Saved entries

##############################

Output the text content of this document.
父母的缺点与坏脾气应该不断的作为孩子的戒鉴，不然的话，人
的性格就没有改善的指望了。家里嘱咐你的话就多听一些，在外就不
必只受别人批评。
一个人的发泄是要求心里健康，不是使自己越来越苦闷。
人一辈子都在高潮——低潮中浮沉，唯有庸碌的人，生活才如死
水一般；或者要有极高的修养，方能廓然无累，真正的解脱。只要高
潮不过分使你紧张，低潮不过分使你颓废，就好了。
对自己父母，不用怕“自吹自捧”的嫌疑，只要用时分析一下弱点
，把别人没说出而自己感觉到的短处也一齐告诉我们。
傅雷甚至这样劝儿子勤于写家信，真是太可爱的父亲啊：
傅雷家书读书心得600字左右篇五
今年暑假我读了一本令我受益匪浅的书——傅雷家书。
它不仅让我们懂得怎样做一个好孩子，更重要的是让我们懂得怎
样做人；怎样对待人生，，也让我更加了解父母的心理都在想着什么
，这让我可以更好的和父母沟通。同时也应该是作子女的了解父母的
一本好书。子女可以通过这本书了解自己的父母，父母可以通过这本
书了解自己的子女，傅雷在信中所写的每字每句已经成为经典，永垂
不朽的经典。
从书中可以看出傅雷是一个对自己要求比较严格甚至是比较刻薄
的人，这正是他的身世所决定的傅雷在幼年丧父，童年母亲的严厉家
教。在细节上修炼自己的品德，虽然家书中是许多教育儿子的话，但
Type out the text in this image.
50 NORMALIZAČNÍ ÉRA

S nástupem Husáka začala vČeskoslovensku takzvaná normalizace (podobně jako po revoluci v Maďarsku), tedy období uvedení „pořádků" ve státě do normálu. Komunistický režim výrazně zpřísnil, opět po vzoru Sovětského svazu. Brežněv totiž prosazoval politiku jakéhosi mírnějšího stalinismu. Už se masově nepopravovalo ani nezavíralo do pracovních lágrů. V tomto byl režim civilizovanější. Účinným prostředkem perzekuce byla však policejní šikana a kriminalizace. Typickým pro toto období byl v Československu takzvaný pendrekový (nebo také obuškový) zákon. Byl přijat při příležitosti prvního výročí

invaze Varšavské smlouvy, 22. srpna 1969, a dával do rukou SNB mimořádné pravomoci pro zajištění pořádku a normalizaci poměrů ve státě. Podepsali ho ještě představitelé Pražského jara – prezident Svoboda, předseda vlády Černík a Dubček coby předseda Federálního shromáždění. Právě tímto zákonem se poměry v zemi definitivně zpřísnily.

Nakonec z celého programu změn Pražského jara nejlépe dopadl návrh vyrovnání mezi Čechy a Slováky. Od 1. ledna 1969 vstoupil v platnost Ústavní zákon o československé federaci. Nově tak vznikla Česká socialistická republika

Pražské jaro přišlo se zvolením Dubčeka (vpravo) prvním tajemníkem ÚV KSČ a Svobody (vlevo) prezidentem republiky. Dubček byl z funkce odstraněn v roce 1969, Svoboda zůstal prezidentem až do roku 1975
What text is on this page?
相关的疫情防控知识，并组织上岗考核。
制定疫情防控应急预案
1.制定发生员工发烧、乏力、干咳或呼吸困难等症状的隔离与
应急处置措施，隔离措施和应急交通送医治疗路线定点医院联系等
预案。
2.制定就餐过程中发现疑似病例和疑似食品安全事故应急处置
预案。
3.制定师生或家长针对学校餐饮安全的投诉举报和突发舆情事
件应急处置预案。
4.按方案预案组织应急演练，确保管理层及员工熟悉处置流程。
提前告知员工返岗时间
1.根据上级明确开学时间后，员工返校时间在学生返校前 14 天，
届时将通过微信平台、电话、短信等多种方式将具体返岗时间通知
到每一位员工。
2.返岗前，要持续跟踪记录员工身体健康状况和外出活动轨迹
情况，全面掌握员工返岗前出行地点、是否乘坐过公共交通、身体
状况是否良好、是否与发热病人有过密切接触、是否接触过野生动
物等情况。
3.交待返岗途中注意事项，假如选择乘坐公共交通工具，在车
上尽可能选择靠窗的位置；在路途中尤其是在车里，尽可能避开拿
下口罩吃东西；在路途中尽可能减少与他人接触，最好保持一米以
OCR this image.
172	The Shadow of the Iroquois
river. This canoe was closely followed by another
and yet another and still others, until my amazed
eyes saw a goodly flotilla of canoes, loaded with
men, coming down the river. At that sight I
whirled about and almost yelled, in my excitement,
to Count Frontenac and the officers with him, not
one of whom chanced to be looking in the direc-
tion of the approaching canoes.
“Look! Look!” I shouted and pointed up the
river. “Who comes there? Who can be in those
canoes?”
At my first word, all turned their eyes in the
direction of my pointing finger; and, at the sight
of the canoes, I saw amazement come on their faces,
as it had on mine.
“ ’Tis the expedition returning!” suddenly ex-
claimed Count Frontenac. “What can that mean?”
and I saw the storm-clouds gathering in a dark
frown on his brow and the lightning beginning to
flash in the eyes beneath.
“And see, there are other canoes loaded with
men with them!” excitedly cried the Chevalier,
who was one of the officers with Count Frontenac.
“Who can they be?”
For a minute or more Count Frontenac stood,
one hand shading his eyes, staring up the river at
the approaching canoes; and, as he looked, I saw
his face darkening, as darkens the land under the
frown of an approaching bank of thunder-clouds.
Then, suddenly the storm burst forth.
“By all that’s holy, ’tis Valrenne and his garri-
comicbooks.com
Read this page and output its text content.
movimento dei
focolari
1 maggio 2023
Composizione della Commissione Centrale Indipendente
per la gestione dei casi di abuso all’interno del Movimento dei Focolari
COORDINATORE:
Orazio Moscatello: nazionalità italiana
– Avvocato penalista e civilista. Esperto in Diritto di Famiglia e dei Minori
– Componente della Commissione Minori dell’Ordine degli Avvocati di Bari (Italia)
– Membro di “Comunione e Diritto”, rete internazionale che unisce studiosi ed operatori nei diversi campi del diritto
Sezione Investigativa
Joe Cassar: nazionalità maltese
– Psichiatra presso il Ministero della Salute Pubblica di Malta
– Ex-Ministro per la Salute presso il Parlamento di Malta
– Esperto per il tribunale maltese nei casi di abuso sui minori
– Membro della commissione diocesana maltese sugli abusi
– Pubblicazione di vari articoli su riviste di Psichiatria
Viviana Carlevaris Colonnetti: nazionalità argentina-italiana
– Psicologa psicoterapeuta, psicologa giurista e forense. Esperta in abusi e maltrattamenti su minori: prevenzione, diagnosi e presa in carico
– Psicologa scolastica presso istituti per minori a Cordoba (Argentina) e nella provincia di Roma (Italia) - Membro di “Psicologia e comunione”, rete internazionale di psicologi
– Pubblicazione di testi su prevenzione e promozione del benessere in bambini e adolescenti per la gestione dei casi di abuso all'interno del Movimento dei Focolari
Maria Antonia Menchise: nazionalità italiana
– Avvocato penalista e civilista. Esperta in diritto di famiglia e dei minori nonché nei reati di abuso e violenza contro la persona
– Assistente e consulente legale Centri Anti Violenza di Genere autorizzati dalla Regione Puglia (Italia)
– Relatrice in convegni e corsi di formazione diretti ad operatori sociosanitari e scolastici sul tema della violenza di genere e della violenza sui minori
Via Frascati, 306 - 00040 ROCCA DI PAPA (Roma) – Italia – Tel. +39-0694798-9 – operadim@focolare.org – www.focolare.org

##############################

(Required work)
From the listing above, extract every line exactly as it stands.

(Exercise output)
Output the text content of this document.
父母的缺点与坏脾气应该不断的作为孩子的戒鉴，不然的话，人
的性格就没有改善的指望了。家里嘱咐你的话就多听一些，在外就不
必只受别人批评。
一个人的发泄是要求心里健康，不是使自己越来越苦闷。
人一辈子都在高潮——低潮中浮沉，唯有庸碌的人，生活才如死
水一般；或者要有极高的修养，方能廓然无累，真正的解脱。只要高
潮不过分使你紧张，低潮不过分使你颓废，就好了。
对自己父母，不用怕“自吹自捧”的嫌疑，只要用时分析一下弱点
，把别人没说出而自己感觉到的短处也一齐告诉我们。
傅雷甚至这样劝儿子勤于写家信，真是太可爱的父亲啊：
傅雷家书读书心得600字左右篇五
今年暑假我读了一本令我受益匪浅的书——傅雷家书。
它不仅让我们懂得怎样做一个好孩子，更重要的是让我们懂得怎
样做人；怎样对待人生，，也让我更加了解父母的心理都在想着什么
，这让我可以更好的和父母沟通。同时也应该是作子女的了解父母的
一本好书。子女可以通过这本书了解自己的父母，父母可以通过这本
书了解自己的子女，傅雷在信中所写的每字每句已经成为经典，永垂
不朽的经典。
从书中可以看出傅雷是一个对自己要求比较严格甚至是比较刻薄
的人，这正是他的身世所决定的傅雷在幼年丧父，童年母亲的严厉家
教。在细节上修炼自己的品德，虽然家书中是许多教育儿子的话，但
Type out the text in this image.
50 NORMALIZAČNÍ ÉRA

S nástupem Husáka začala vČeskoslovensku takzvaná normalizace (podobně jako po revoluci v Maďarsku), tedy období uvedení „pořádků" ve státě do normálu. Komunistický režim výrazně zpřísnil, opět po vzoru Sovětského svazu. Brežněv totiž prosazoval politiku jakéhosi mírnějšího stalinismu. Už se masově nepopravovalo ani nezavíralo do pracovních lágrů. V tomto byl režim civilizovanější. Účinným prostředkem perzekuce byla však policejní šikana a kriminalizace. Typickým pro toto období byl v Československu takzvaný pendrekový (nebo také obuškový) zákon. Byl přijat při příležitosti prvního výročí

invaze Varšavské smlouvy, 22. srpna 1969, a dával do rukou SNB mimořádné pravomoci pro zajištění pořádku a normalizaci poměrů ve státě. Podepsali ho ještě představitelé Pražského jara – prezident Svoboda, předseda vlády Černík a Dubček coby předseda Federálního shromáždění. Právě tímto zákonem se poměry v zemi definitivně zpřísnily.

Nakonec z celého programu změn Pražského jara nejlépe dopadl návrh vyrovnání mezi Čechy a Slováky. Od 1. ledna 1969 vstoupil v platnost Ústavní zákon o československé federaci. Nově tak vznikla Česká socialistická republika

Pražské jaro přišlo se zvolením Dubčeka (vpravo) prvním tajemníkem ÚV KSČ a Svobody (vlevo) prezidentem republiky. Dubček byl z funkce odstraněn v roce 1969, Svoboda zůstal prezidentem až do roku 1975
What text is on this page?
相关的疫情防控知识，并组织上岗考核。
制定疫情防控应急预案
1.制定发生员工发烧、乏力、干咳或呼吸困难等症状的隔离与
应急处置措施，隔离措施和应急交通送医治疗路线定点医院联系等
预案。
2.制定就餐过程中发现疑似病例和疑似食品安全事故应急处置
预案。
3.制定师生或家长针对学校餐饮安全的投诉举报和突发舆情事
件应急处置预案。
4.按方案预案组织应急演练，确保管理层及员工熟悉处置流程。
提前告知员工返岗时间
1.根据上级明确开学时间后，员工返校时间在学生返校前 14 天，
届时将通过微信平台、电话、短信等多种方式将具体返岗时间通知
到每一位员工。
2.返岗前，要持续跟踪记录员工身体健康状况和外出活动轨迹
情况，全面掌握员工返岗前出行地点、是否乘坐过公共交通、身体
状况是否良好、是否与发热病人有过密切接触、是否接触过野生动
物等情况。
3.交待返岗途中注意事项，假如选择乘坐公共交通工具，在车
上尽可能选择靠窗的位置；在路途中尤其是在车里，尽可能避开拿
下口罩吃东西；在路途中尽可能减少与他人接触，最好保持一米以
OCR this image.
172	The Shadow of the Iroquois
river. This canoe was closely followed by another
and yet another and still others, until my amazed
eyes saw a goodly flotilla of canoes, loaded with
men, coming down the river. At that sight I
whirled about and almost yelled, in my excitement,
to Count Frontenac and the officers with him, not
one of whom chanced to be looking in the direc-
tion of the approaching canoes.
“Look! Look!” I shouted and pointed up the
river. “Who comes there? Who can be in those
canoes?”
At my first word, all turned their eyes in the
direction of my pointing finger; and, at the sight
of the canoes, I saw amazement come on their faces,
as it had on mine.
“ ’Tis the expedition returning!” suddenly ex-
claimed Count Frontenac. “What can that mean?”
and I saw the storm-clouds gathering in a dark
frown on his brow and the lightning beginning to
flash in the eyes beneath.
“And see, there are other canoes loaded with
men with them!” excitedly cried the Chevalier,
who was one of the officers with Count Frontenac.
“Who can they be?”
For a minute or more Count Frontenac stood,
one hand shading his eyes, staring up the river at
the approaching canoes; and, as he looked, I saw
his face darkening, as darkens the land under the
frown of an approaching bank of thunder-clouds.
Then, suddenly the storm burst forth.
“By all that’s holy, ’tis Valrenne and his garri-
comicbooks.com
Read this page and output its text content.
movimento dei
focolari
1 maggio 2023
Composizione della Commissione Centrale Indipendente
per la gestione dei casi di abuso all’interno del Movimento dei Focolari
COORDINATORE:
Orazio Moscatello: nazionalità italiana
– Avvocato penalista e civilista. Esperto in Diritto di Famiglia e dei Minori
– Componente della Commissione Minori dell’Ordine degli Avvocati di Bari (Italia)
– Membro di “Comunione e Diritto”, rete internazionale che unisce studiosi ed operatori nei diversi campi del diritto
Sezione Investigativa
Joe Cassar: nazionalità maltese
– Psichiatra presso il Ministero della Salute Pubblica di Malta
– Ex-Ministro per la Salute presso il Parlamento di Malta
– Esperto per il tribunale maltese nei casi di abuso sui minori
– Membro della commissione diocesana maltese sugli abusi
– Pubblicazione di vari articoli su riviste di Psichiatria
Viviana Carlevaris Colonnetti: nazionalità argentina-italiana
– Psicologa psicoterapeuta, psicologa giurista e forense. Esperta in abusi e maltrattamenti su minori: prevenzione, diagnosi e presa in carico
– Psicologa scolastica presso istituti per minori a Cordoba (Argentina) e nella provincia di Roma (Italia) - Membro di “Psicologia e comunione”, rete internazionale di psicologi
– Pubblicazione di testi su prevenzione e promozione del benessere in bambini e adolescenti per la gestione dei casi di abuso all'interno del Movimento dei Focolari
Maria Antonia Menchise: nazionalità italiana
– Avvocato penalista e civilista. Esperta in diritto di famiglia e dei minori nonché nei reati di abuso e violenza contro la persona
– Assistente e consulente legale Centri Anti Violenza di Genere autorizzati dalla Regione Puglia (Italia)
– Relatrice in convegni e corsi di formazione diretti ad operatori sociosanitari e scolastici sul tema della violenza di genere e della violenza sui minori
Via Frascati, 306 - 00040 ROCCA DI PAPA (Roma) – Italia – Tel. +39-0694798-9 – operadim@focolare.org – www.focolare.org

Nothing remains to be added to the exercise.